(Required task):
In the listing below, locate the lines that hold the string "login". Copy those lines.

[Some records]

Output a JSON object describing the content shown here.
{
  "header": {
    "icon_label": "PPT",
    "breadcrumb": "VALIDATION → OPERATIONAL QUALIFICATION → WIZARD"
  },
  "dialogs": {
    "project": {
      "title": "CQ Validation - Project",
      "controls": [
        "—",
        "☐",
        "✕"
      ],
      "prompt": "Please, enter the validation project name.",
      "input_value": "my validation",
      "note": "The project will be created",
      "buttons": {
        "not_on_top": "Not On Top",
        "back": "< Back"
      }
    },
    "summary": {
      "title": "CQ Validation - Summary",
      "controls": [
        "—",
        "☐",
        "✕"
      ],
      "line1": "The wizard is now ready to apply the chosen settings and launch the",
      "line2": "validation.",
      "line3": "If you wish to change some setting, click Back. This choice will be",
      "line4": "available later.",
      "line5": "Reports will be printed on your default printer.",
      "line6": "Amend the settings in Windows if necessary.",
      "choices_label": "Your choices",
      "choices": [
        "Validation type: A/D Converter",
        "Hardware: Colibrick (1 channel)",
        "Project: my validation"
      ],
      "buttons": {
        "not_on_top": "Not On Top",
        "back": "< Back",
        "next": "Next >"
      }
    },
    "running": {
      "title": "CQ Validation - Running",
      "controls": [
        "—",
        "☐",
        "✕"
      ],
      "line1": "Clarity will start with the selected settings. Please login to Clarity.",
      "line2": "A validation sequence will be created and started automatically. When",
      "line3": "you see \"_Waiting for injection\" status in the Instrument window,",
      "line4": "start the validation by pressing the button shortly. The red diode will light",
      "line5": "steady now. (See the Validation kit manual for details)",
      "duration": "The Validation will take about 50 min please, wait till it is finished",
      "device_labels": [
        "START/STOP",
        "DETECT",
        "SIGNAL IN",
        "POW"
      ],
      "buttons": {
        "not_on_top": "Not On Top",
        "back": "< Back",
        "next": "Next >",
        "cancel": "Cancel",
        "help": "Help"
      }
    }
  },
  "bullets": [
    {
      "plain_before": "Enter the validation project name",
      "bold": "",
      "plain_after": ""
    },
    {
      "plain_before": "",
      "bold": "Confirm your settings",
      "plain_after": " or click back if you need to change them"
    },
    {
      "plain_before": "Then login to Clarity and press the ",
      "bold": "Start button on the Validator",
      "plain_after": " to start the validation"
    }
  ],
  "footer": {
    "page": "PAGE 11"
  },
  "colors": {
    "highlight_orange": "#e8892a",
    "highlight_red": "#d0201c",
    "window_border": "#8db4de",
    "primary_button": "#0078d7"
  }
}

(Solution to the exercise):
      "line1": "Clarity will start with the selected settings. Please login to Clarity.",
      "plain_before": "Then login to Clarity and press the ",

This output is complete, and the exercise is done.